──────── Records for the task
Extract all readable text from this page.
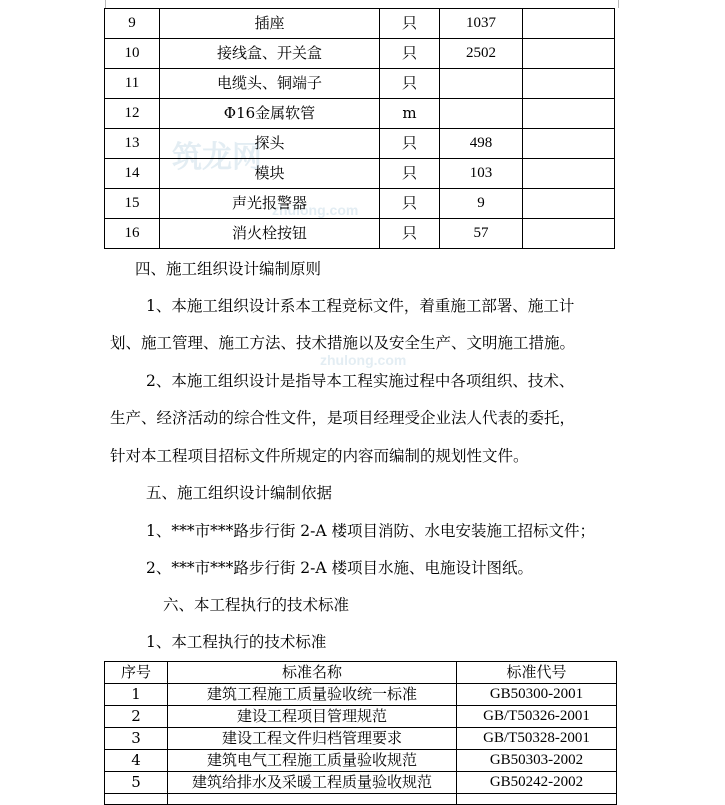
筑龙网
zhulong.com
zhulong.com
9	插座	只	1037	
10	接线盒、开关盒	只	2502	
11	电缆头、铜端子	只		
12	Φ16金属软管	m		
13	探头	只	498	
14	模块	只	103	
15	声光报警器	只	9	
16	消火栓按钮	只	57	
四、施工组织设计编制原则
1、本施工组织设计系本工程竞标文件，着重施工部署、施工计
划、施工管理、施工方法、技术措施以及安全生产、文明施工措施。
2、本施工组织设计是指导本工程实施过程中各项组织、技术、
生产、经济活动的综合性文件，是项目经理受企业法人代表的委托，
针对本工程项目招标文件所规定的内容而编制的规划性文件。
五、施工组织设计编制依据
1、***市***路步行街 2-A 楼项目消防、水电安装施工招标文件；
2、***市***路步行街 2-A 楼项目水施、电施设计图纸。
六、本工程执行的技术标准
1、本工程执行的技术标准
序号	标准名称	标准代号
1	建筑工程施工质量验收统一标准	GB50300-2001
2	建设工程项目管理规范	GB/T50326-2001
3	建设工程文件归档管理要求	GB/T50328-2001
4	建筑电气工程施工质量验收规范	GB50303-2002
5	建筑给排水及采暖工程质量验收规范	GB50242-2002
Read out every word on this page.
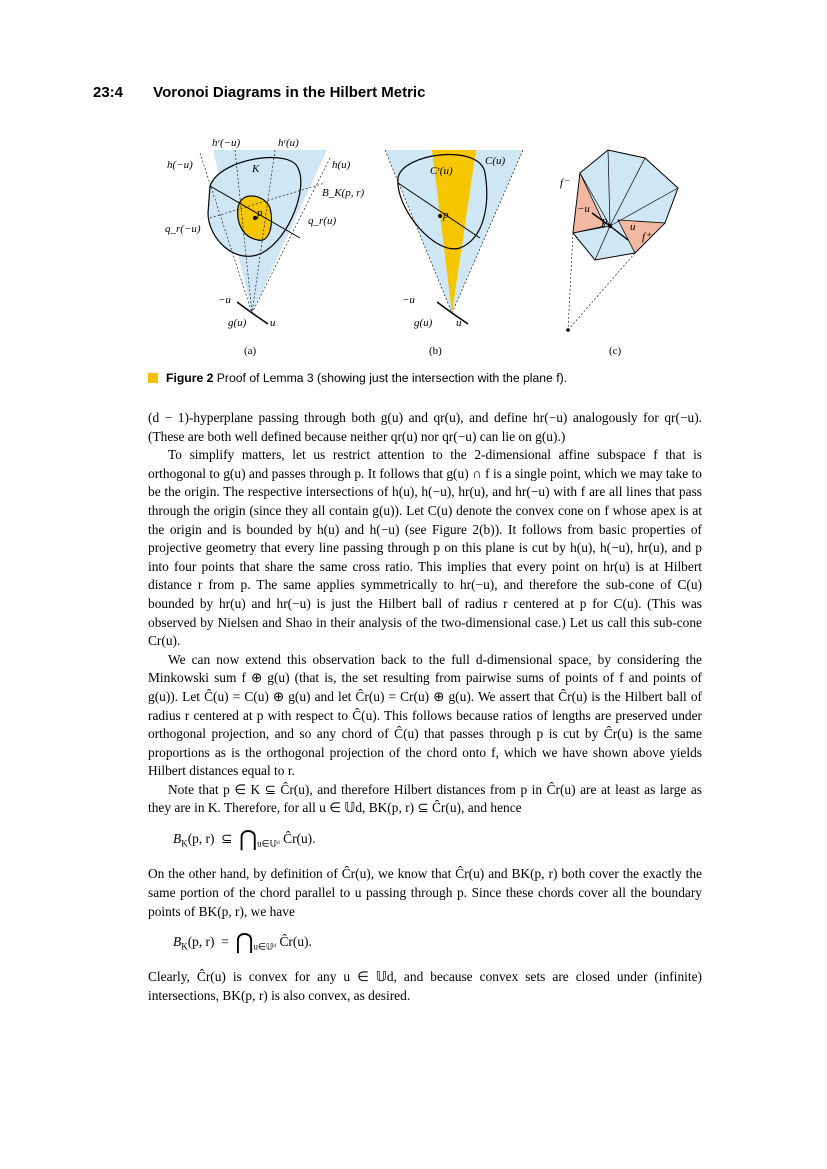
23:4 Voronoi Diagrams in the Hilbert Metric
hʳ(−u)	hʳ(u)
h(−u)	h(u)
K
B_K(p, r)
p
q_r(u)
q_r(−u)
−u
g(u) u
(a)
Cʳ(u)
C(u)
p
−u
g(u) u
(b)
f⁻
f⁺
−u
p u
(c)
Figure 2 Proof of Lemma 3 (showing just the intersection with the plane f).

(d − 1)-hyperplane passing through both g(u) and qr(u), and define hr(−u) analogously for qr(−u). (These are both well defined because neither qr(u) nor qr(−u) can lie on g(u).)

To simplify matters, let us restrict attention to the 2-dimensional affine subspace f that is orthogonal to g(u) and passes through p. It follows that g(u) ∩ f is a single point, which we may take to be the origin. The respective intersections of h(u), h(−u), hr(u), and hr(−u) with f are all lines that pass through the origin (since they all contain g(u)). Let C(u) denote the convex cone on f whose apex is at the origin and is bounded by h(u) and h(−u) (see Figure 2(b)). It follows from basic properties of projective geometry that every line passing through p on this plane is cut by h(u), h(−u), hr(u), and p into four points that share the same cross ratio. This implies that every point on hr(u) is at Hilbert distance r from p. The same applies symmetrically to hr(−u), and therefore the sub-cone of C(u) bounded by hr(u) and hr(−u) is just the Hilbert ball of radius r centered at p for C(u). (This was observed by Nielsen and Shao in their analysis of the two-dimensional case.) Let us call this sub-cone Cr(u).

We can now extend this observation back to the full d-dimensional space, by considering the Minkowski sum f ⊕ g(u) (that is, the set resulting from pairwise sums of points of f and points of g(u)). Let Ĉ(u) = C(u) ⊕ g(u) and let Ĉr(u) = Cr(u) ⊕ g(u). We assert that Ĉr(u) is the Hilbert ball of radius r centered at p with respect to Ĉ(u). This follows because ratios of lengths are preserved under orthogonal projection, and so any chord of Ĉ(u) that passes through p is cut by Ĉr(u) is the same proportions as is the orthogonal projection of the chord onto f, which we have shown above yields Hilbert distances equal to r.

Note that p ∈ K ⊆ Ĉr(u), and therefore Hilbert distances from p in Ĉr(u) are at least as large as they are in K. Therefore, for all u ∈ 𝕌d, BK(p, r) ⊆ Ĉr(u), and hence

$B_K(p$, r) ⊆ $⋂_{u\in 𝕌ᵈ}$ Ĉr(u).

On the other hand, by definition of Ĉr(u), we know that Ĉr(u) and BK(p, r) both cover the exactly the same portion of the chord parallel to u passing through p. Since these chords cover all the boundary points of BK(p, r), we have

$B_K(p$, $r) = ⋂_{u\in 𝕌ᵈ}$ Ĉr(u).

Clearly, Ĉr(u) is convex for any u ∈ 𝕌d, and because convex sets are closed under (infinite) intersections, BK(p, r) is also convex, as desired.
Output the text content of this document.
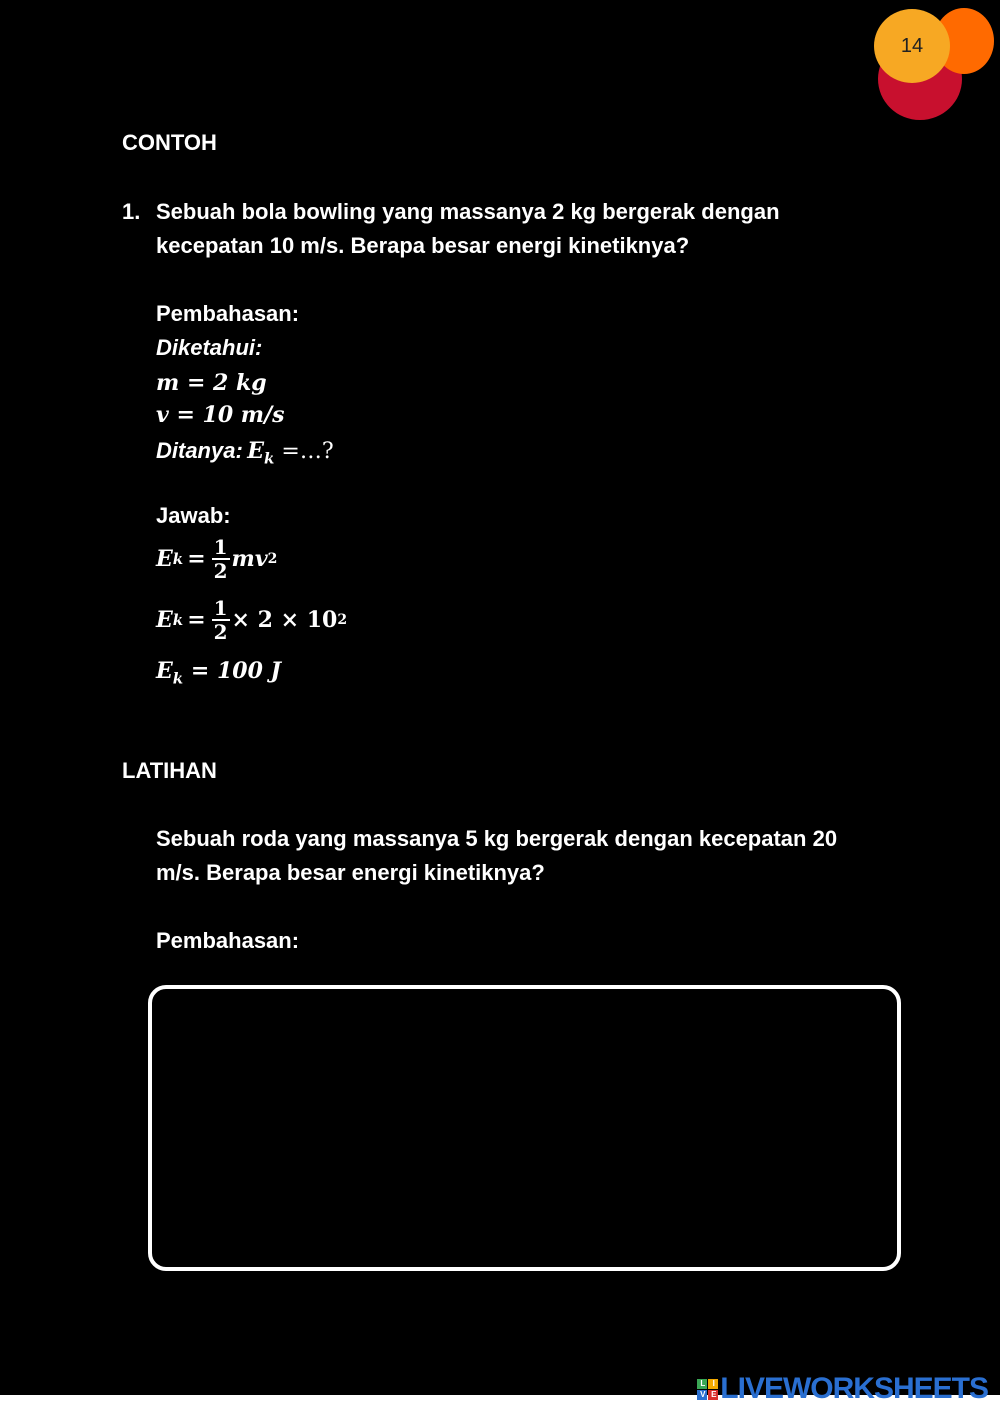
14
CONTOH
1. Sebuah bola bowling yang massanya 2 kg bergerak dengan
kecepatan 10 m/s. Berapa besar energi kinetiknya?
Pembahasan:
Diketahui:
m = 2 kg
v = 10 m/s
Ditanya: $E_k$ =…?
Jawab:
E $k = \frac{1}{2}$ mv 2
E $k = \frac{1}{2} \times 2 \times 10$ 2
$E_k = 100$ J
LATIHAN
Sebuah roda yang massanya 5 kg bergerak dengan kecepatan 20
m/s. Berapa besar energi kinetiknya?
Pembahasan:
L	I
V E LIVEWORKSHEETS
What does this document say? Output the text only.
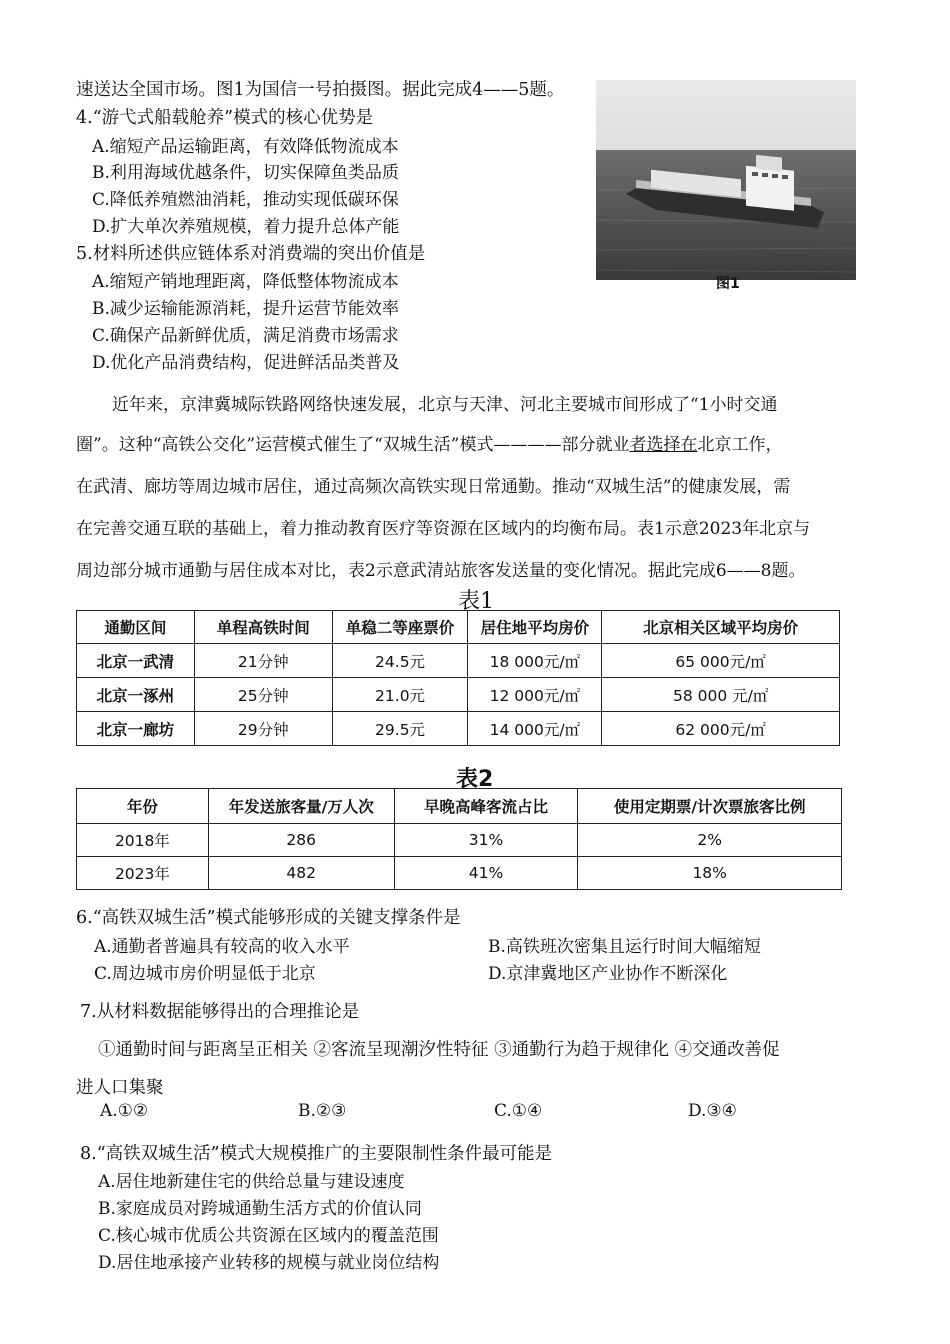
速送达全国市场。图1为国信一号拍摄图。据此完成4——5题。
图1
4.“游弋式船载舱养”模式的核心优势是
A.缩短产品运输距离，有效降低物流成本
B.利用海域优越条件，切实保障鱼类品质
C.降低养殖燃油消耗，推动实现低碳环保
D.扩大单次养殖规模，着力提升总体产能
5.材料所述供应链体系对消费端的突出价值是
A.缩短产销地理距离，降低整体物流成本
B.减少运输能源消耗，提升运营节能效率
C.确保产品新鲜优质，满足消费市场需求
D.优化产品消费结构，促进鲜活品类普及
近年来，京津冀城际铁路网络快速发展，北京与天津、河北主要城市间形成了“1小时交通
圈”。这种“高铁公交化”运营模式催生了“双城生活”模式————部分就业者选择在北京工作，
在武清、廊坊等周边城市居住，通过高频次高铁实现日常通勤。推动“双城生活”的健康发展，需
在完善交通互联的基础上，着力推动教育医疗等资源在区域内的均衡布局。表1示意2023年北京与
周边部分城市通勤与居住成本对比，表2示意武清站旅客发送量的变化情况。据此完成6——8题。
表1
通勤区间	单程高铁时间	单稳二等座票价	居住地平均房价	北京相关区域平均房价
北京一武清	21分钟	24.5元	18 000元/㎡	65 000元/㎡
北京一涿州	25分钟	21.0元	12 000元/㎡	58 000 元/㎡
北京一廊坊	29分钟	29.5元	14 000元/㎡	62 000元/㎡
表2
年份	年发送旅客量/万人次	早晚高峰客流占比	使用定期票/计次票旅客比例
2018年	286	31%	2%
2023年	482	41%	18%
6.“高铁双城生活”模式能够形成的关键支撑条件是
A.通勤者普遍具有较高的收入水平	B.高铁班次密集且运行时间大幅缩短
C.周边城市房价明显低于北京	D.京津冀地区产业协作不断深化
7.从材料数据能够得出的合理推论是
①通勤时间与距离呈正相关 ②客流呈现潮汐性特征 ③通勤行为趋于规律化 ④交通改善促
进人口集聚
A.①②	B.②③	C.①④	D.③④
8.“高铁双城生活”模式大规模推广的主要限制性条件最可能是
A.居住地新建住宅的供给总量与建设速度
B.家庭成员对跨城通勤生活方式的价值认同
C.核心城市优质公共资源在区域内的覆盖范围
D.居住地承接产业转移的规模与就业岗位结构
────────────────
*Exercise details:*
Transcribe every entry word for word, but omit the pictures.

*Solution to the exercise:*
Extract all readable text from this page.
筑龙网
zhulong.com
zhulong.com
9	插座	只	1037	
10	接线盒、开关盒	只	2502	
11	电缆头、铜端子	只		
12	Φ16金属软管	m		
13	探头	只	498	
14	模块	只	103	
15	声光报警器	只	9	
16	消火栓按钮	只	57	
四、施工组织设计编制原则
1、本施工组织设计系本工程竞标文件，着重施工部署、施工计
划、施工管理、施工方法、技术措施以及安全生产、文明施工措施。
2、本施工组织设计是指导本工程实施过程中各项组织、技术、
生产、经济活动的综合性文件，是项目经理受企业法人代表的委托，
针对本工程项目招标文件所规定的内容而编制的规划性文件。
五、施工组织设计编制依据
1、***市***路步行街 2-A 楼项目消防、水电安装施工招标文件；
2、***市***路步行街 2-A 楼项目水施、电施设计图纸。
六、本工程执行的技术标准
1、本工程执行的技术标准
序号	标准名称	标准代号
1	建筑工程施工质量验收统一标准	GB50300-2001
2	建设工程项目管理规范	GB/T50326-2001
3	建设工程文件归档管理要求	GB/T50328-2001
4	建筑电气工程施工质量验收规范	GB50303-2002
5	建筑给排水及采暖工程质量验收规范	GB50242-2002
Read out every word on this page.
23:4 Voronoi Diagrams in the Hilbert Metric
hʳ(−u)	hʳ(u)
h(−u)	h(u)
K
B_K(p, r)
p
q_r(u)
q_r(−u)
−u
g(u) u
(a)
Cʳ(u)
C(u)
p
−u
g(u) u
(b)
f⁻
f⁺
−u
p u
(c)
Figure 2 Proof of Lemma 3 (showing just the intersection with the plane f).

(d − 1)-hyperplane passing through both g(u) and qr(u), and define hr(−u) analogously for qr(−u). (These are both well defined because neither qr(u) nor qr(−u) can lie on g(u).)

To simplify matters, let us restrict attention to the 2-dimensional affine subspace f that is orthogonal to g(u) and passes through p. It follows that g(u) ∩ f is a single point, which we may take to be the origin. The respective intersections of h(u), h(−u), hr(u), and hr(−u) with f are all lines that pass through the origin (since they all contain g(u)). Let C(u) denote the convex cone on f whose apex is at the origin and is bounded by h(u) and h(−u) (see Figure 2(b)). It follows from basic properties of projective geometry that every line passing through p on this plane is cut by h(u), h(−u), hr(u), and p into four points that share the same cross ratio. This implies that every point on hr(u) is at Hilbert distance r from p. The same applies symmetrically to hr(−u), and therefore the sub-cone of C(u) bounded by hr(u) and hr(−u) is just the Hilbert ball of radius r centered at p for C(u). (This was observed by Nielsen and Shao in their analysis of the two-dimensional case.) Let us call this sub-cone Cr(u).

We can now extend this observation back to the full d-dimensional space, by considering the Minkowski sum f ⊕ g(u) (that is, the set resulting from pairwise sums of points of f and points of g(u)). Let Ĉ(u) = C(u) ⊕ g(u) and let Ĉr(u) = Cr(u) ⊕ g(u). We assert that Ĉr(u) is the Hilbert ball of radius r centered at p with respect to Ĉ(u). This follows because ratios of lengths are preserved under orthogonal projection, and so any chord of Ĉ(u) that passes through p is cut by Ĉr(u) is the same proportions as is the orthogonal projection of the chord onto f, which we have shown above yields Hilbert distances equal to r.

Note that p ∈ K ⊆ Ĉr(u), and therefore Hilbert distances from p in Ĉr(u) are at least as large as they are in K. Therefore, for all u ∈ 𝕌d, BK(p, r) ⊆ Ĉr(u), and hence

$B_K(p$, r) ⊆ $⋂_{u\in 𝕌ᵈ}$ Ĉr(u).

On the other hand, by definition of Ĉr(u), we know that Ĉr(u) and BK(p, r) both cover the exactly the same portion of the chord parallel to u passing through p. Since these chords cover all the boundary points of BK(p, r), we have

$B_K(p$, $r) = ⋂_{u\in 𝕌ᵈ}$ Ĉr(u).

Clearly, Ĉr(u) is convex for any u ∈ 𝕌d, and because convex sets are closed under (infinite) intersections, BK(p, r) is also convex, as desired.
Output the text content of this document.
14
CONTOH
1. Sebuah bola bowling yang massanya 2 kg bergerak dengan
kecepatan 10 m/s. Berapa besar energi kinetiknya?
Pembahasan:
Diketahui:
m = 2 kg
v = 10 m/s
Ditanya: $E_k$ =…?
Jawab:
E $k = \frac{1}{2}$ mv 2
E $k = \frac{1}{2} \times 2 \times 10$ 2
$E_k = 100$ J
LATIHAN
Sebuah roda yang massanya 5 kg bergerak dengan kecepatan 20
m/s. Berapa besar energi kinetiknya?
Pembahasan:
L	I
V E LIVEWORKSHEETS
What does this document say? Output the text only.
速送达全国市场。图1为国信一号拍摄图。据此完成4——5题。
图1
4.“游弋式船载舱养”模式的核心优势是
A.缩短产品运输距离，有效降低物流成本
B.利用海域优越条件，切实保障鱼类品质
C.降低养殖燃油消耗，推动实现低碳环保
D.扩大单次养殖规模，着力提升总体产能
5.材料所述供应链体系对消费端的突出价值是
A.缩短产销地理距离，降低整体物流成本
B.减少运输能源消耗，提升运营节能效率
C.确保产品新鲜优质，满足消费市场需求
D.优化产品消费结构，促进鲜活品类普及
近年来，京津冀城际铁路网络快速发展，北京与天津、河北主要城市间形成了“1小时交通
圈”。这种“高铁公交化”运营模式催生了“双城生活”模式————部分就业者选择在北京工作，
在武清、廊坊等周边城市居住，通过高频次高铁实现日常通勤。推动“双城生活”的健康发展，需
在完善交通互联的基础上，着力推动教育医疗等资源在区域内的均衡布局。表1示意2023年北京与
周边部分城市通勤与居住成本对比，表2示意武清站旅客发送量的变化情况。据此完成6——8题。
表1
通勤区间	单程高铁时间	单稳二等座票价	居住地平均房价	北京相关区域平均房价
北京一武清	21分钟	24.5元	18 000元/㎡	65 000元/㎡
北京一涿州	25分钟	21.0元	12 000元/㎡	58 000 元/㎡
北京一廊坊	29分钟	29.5元	14 000元/㎡	62 000元/㎡
表2
年份	年发送旅客量/万人次	早晚高峰客流占比	使用定期票/计次票旅客比例
2018年	286	31%	2%
2023年	482	41%	18%
6.“高铁双城生活”模式能够形成的关键支撑条件是
A.通勤者普遍具有较高的收入水平	B.高铁班次密集且运行时间大幅缩短
C.周边城市房价明显低于北京	D.京津冀地区产业协作不断深化
7.从材料数据能够得出的合理推论是
①通勤时间与距离呈正相关 ②客流呈现潮汐性特征 ③通勤行为趋于规律化 ④交通改善促
进人口集聚
A.①②	B.②③	C.①④	D.③④
8.“高铁双城生活”模式大规模推广的主要限制性条件最可能是
A.居住地新建住宅的供给总量与建设速度
B.家庭成员对跨城通勤生活方式的价值认同
C.核心城市优质公共资源在区域内的覆盖范围
D.居住地承接产业转移的规模与就业岗位结构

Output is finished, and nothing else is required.